Structured figure records:
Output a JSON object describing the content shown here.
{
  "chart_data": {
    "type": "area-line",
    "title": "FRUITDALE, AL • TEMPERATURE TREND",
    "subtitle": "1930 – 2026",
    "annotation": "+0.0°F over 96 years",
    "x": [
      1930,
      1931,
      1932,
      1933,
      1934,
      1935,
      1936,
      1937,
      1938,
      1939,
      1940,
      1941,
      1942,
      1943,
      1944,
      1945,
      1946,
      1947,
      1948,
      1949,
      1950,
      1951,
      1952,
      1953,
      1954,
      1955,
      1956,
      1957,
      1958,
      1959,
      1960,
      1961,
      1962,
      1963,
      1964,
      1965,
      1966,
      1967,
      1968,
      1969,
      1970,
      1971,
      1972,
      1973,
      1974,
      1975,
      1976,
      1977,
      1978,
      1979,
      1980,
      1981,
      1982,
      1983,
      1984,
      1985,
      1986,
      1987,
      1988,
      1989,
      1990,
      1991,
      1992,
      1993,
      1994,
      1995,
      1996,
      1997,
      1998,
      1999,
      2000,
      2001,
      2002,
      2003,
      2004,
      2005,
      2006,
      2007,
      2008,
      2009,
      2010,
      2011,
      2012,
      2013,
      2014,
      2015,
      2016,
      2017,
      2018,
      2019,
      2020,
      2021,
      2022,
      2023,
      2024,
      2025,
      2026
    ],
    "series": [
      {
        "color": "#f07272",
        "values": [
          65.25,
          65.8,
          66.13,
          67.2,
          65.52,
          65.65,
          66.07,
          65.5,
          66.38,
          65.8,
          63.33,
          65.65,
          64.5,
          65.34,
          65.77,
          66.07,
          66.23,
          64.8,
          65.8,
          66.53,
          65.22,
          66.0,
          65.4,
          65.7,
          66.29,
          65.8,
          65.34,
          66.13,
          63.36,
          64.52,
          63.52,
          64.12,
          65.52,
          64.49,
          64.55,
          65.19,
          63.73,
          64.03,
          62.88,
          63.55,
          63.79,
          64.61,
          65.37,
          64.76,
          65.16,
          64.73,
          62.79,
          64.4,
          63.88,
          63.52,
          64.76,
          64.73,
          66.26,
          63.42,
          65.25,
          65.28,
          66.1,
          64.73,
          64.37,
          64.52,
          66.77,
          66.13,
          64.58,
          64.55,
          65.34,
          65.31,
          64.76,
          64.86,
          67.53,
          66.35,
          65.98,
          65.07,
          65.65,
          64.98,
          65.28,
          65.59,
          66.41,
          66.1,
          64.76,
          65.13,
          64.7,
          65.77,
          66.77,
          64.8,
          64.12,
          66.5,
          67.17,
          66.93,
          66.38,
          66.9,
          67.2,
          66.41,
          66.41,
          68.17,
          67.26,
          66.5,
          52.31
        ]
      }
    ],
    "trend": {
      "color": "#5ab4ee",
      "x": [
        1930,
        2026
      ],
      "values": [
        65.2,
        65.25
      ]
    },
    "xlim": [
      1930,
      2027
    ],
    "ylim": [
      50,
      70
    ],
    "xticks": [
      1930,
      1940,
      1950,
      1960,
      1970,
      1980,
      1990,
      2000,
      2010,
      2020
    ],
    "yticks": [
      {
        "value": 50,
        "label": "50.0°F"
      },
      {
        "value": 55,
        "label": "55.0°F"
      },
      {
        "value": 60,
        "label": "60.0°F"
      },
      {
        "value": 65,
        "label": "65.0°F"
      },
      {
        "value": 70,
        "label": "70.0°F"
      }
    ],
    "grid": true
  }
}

---

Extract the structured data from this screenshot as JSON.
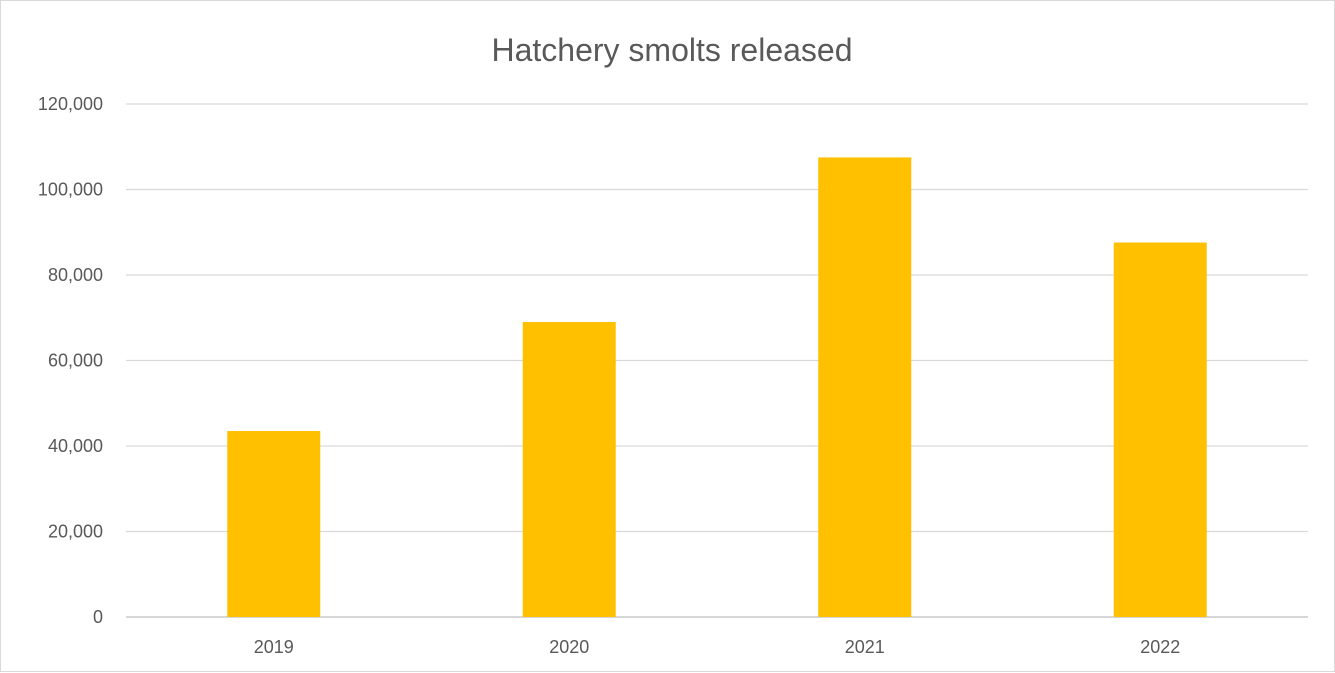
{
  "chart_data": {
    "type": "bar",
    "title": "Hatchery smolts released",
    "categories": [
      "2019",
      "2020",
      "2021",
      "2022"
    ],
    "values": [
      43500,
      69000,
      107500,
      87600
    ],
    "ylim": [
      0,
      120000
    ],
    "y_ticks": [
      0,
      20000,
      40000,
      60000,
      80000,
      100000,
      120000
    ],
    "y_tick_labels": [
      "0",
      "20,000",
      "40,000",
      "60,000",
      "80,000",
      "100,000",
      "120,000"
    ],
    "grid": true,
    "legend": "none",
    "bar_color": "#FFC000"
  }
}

Aim:
Report how many lines include the word "JSON". Give nothing but the number.

Solution to this exercise:
2